▶ EXERCISE PROMPT: List all the lines in these records that hold "định".

▶ MATERIALS PROVIDED:

• • • • •

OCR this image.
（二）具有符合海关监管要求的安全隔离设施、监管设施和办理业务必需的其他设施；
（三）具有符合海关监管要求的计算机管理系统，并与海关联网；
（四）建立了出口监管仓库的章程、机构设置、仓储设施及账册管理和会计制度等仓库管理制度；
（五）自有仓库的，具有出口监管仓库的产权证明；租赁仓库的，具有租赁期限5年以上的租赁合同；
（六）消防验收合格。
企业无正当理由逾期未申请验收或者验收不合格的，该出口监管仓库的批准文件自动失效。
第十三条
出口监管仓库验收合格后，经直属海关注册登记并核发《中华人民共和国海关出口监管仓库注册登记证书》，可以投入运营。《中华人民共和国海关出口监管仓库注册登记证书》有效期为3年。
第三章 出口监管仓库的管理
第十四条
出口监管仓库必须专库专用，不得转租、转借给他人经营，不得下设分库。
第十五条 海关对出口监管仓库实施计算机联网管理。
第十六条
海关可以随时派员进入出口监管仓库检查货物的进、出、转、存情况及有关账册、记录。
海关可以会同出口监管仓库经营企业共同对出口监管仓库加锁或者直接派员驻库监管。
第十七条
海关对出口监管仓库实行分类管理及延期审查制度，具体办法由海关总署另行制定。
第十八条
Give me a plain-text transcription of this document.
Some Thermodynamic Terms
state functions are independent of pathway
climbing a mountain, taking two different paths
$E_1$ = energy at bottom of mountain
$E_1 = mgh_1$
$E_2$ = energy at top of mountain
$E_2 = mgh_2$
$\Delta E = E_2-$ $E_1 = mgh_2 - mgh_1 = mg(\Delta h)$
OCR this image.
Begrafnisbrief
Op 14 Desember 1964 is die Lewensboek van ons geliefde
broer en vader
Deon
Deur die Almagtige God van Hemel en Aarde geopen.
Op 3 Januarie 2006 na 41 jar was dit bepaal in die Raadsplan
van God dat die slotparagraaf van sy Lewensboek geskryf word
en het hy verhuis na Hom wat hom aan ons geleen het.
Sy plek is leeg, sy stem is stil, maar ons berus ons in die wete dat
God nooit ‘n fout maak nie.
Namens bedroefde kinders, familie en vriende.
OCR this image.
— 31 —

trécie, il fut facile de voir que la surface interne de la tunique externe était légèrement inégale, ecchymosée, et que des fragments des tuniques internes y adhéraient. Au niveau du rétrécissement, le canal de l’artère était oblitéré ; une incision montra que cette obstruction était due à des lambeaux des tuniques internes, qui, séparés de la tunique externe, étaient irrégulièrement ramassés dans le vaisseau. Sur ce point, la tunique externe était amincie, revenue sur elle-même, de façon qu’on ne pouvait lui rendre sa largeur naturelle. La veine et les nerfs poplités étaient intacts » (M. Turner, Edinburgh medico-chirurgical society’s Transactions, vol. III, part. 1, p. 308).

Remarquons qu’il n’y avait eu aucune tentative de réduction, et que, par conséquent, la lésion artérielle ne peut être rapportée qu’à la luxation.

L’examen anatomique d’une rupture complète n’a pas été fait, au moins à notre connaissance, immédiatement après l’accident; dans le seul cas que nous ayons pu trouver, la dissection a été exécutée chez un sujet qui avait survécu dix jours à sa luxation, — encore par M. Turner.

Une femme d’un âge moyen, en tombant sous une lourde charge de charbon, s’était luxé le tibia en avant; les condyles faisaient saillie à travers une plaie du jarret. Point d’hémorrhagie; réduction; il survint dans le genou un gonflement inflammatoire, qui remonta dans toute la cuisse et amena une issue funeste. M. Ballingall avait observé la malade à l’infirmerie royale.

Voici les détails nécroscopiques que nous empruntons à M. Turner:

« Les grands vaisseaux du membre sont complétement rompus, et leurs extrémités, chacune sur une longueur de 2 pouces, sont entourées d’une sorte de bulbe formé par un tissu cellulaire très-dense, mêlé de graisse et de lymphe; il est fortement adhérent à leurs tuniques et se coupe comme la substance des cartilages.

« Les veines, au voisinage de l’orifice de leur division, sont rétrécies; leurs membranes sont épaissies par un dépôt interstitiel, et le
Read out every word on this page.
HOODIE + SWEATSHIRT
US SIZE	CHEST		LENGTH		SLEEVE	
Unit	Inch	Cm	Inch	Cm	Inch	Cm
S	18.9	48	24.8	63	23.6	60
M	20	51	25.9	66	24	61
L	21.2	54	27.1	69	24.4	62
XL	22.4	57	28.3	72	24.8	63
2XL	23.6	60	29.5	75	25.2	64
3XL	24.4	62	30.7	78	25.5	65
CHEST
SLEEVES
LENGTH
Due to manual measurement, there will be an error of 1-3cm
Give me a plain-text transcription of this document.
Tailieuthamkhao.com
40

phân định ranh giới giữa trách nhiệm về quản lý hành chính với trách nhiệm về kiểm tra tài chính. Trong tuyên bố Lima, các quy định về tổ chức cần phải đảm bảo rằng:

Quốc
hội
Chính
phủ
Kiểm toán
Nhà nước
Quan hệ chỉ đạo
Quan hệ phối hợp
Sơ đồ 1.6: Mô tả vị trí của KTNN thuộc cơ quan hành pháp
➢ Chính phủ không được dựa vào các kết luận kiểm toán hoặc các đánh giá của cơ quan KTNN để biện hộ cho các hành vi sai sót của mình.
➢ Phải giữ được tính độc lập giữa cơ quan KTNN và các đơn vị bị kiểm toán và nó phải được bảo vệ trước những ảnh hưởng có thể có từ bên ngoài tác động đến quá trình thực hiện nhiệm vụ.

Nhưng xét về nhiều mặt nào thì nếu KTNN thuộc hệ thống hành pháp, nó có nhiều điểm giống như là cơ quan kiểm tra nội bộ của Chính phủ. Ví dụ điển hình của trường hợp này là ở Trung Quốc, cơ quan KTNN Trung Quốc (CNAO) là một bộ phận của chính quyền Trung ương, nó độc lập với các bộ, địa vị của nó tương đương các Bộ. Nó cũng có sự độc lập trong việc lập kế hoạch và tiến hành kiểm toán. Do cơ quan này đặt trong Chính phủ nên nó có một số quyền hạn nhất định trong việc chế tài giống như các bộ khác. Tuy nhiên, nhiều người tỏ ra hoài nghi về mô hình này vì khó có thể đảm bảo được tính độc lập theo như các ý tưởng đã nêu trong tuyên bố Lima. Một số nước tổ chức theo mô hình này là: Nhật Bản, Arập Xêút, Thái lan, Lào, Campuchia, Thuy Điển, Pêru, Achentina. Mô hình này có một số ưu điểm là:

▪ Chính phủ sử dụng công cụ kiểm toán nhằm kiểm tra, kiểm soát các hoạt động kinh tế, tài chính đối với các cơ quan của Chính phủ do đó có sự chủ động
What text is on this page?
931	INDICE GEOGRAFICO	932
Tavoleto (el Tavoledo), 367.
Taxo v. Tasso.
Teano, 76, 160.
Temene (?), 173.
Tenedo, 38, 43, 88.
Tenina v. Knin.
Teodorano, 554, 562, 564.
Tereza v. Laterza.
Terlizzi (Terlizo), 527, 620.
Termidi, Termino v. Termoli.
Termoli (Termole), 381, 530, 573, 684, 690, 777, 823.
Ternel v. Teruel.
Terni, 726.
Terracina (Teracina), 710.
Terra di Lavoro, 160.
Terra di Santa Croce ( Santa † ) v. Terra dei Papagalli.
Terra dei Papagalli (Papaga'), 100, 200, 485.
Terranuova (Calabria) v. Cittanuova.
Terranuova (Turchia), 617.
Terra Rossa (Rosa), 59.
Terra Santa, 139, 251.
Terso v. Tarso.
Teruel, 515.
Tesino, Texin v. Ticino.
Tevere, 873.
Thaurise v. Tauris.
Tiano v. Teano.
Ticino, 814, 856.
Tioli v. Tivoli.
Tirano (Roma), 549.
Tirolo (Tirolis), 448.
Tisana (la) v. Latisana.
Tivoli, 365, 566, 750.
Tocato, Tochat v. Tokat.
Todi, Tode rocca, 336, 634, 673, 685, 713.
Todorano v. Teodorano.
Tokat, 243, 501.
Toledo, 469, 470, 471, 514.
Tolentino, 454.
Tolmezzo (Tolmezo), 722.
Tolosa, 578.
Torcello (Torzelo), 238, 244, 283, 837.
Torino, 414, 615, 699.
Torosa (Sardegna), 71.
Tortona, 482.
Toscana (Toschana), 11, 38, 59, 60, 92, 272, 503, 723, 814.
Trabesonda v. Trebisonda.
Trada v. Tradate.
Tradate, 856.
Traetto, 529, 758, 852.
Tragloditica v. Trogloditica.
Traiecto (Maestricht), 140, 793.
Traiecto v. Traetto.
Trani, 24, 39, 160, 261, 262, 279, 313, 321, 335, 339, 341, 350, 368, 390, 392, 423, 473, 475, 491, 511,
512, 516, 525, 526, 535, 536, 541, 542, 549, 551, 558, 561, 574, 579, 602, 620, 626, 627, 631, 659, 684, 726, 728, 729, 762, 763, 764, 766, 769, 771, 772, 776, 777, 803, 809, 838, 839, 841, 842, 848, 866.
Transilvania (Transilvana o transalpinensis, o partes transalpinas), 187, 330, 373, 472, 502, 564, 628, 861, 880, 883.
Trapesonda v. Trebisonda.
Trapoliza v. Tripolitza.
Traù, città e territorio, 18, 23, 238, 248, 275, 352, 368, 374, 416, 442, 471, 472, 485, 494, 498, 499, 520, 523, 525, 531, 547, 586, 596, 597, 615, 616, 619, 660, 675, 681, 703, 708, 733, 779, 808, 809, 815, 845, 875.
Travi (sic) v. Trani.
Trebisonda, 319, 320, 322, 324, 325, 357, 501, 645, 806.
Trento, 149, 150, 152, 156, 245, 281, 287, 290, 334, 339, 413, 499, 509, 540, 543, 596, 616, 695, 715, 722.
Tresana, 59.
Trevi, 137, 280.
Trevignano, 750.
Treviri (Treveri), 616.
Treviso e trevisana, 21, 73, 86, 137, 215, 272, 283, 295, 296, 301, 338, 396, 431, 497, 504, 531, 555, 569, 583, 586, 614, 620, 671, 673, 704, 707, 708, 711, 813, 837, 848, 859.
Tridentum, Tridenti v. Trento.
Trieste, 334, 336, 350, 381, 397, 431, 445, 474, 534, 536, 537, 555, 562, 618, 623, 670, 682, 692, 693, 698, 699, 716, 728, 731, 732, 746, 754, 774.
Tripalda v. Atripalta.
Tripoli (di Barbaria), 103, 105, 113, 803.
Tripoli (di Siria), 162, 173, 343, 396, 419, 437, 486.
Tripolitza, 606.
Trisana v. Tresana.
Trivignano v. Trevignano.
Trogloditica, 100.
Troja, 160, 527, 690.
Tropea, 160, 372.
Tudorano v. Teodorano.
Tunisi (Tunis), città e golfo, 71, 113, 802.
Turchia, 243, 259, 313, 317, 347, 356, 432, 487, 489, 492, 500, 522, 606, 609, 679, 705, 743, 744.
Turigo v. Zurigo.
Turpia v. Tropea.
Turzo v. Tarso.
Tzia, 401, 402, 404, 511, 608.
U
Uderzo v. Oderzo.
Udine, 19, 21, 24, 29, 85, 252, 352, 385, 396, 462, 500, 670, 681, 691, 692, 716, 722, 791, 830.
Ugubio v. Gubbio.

• • • • •

▶ RESULT OF THE EXERCISE:
phân định ranh giới giữa trách nhiệm về quản lý hành chính với trách nhiệm về kiểm tra tài chính. Trong tuyên bố Lima, các quy định về tổ chức cần phải đảm bảo rằng:
Nhưng xét về nhiều mặt nào thì nếu KTNN thuộc hệ thống hành pháp, nó có nhiều điểm giống như là cơ quan kiểm tra nội bộ của Chính phủ. Ví dụ điển hình của trường hợp này là ở Trung Quốc, cơ quan KTNN Trung Quốc (CNAO) là một bộ phận của chính quyền Trung ương, nó độc lập với các bộ, địa vị của nó tương đương các Bộ. Nó cũng có sự độc lập trong việc lập kế hoạch và tiến hành kiểm toán. Do cơ quan này đặt trong Chính phủ nên nó có một số quyền hạn nhất định trong việc chế tài giống như các bộ khác. Tuy nhiên, nhiều người tỏ ra hoài nghi về mô hình này vì khó có thể đảm bảo được tính độc lập theo như các ý tưởng đã nêu trong tuyên bố Lima. Một số nước tổ chức theo mô hình này là: Nhật Bản, Arập Xêút, Thái lan, Lào, Campuchia, Thuy Điển, Pêru, Achentina. Mô hình này có một số ưu điểm là:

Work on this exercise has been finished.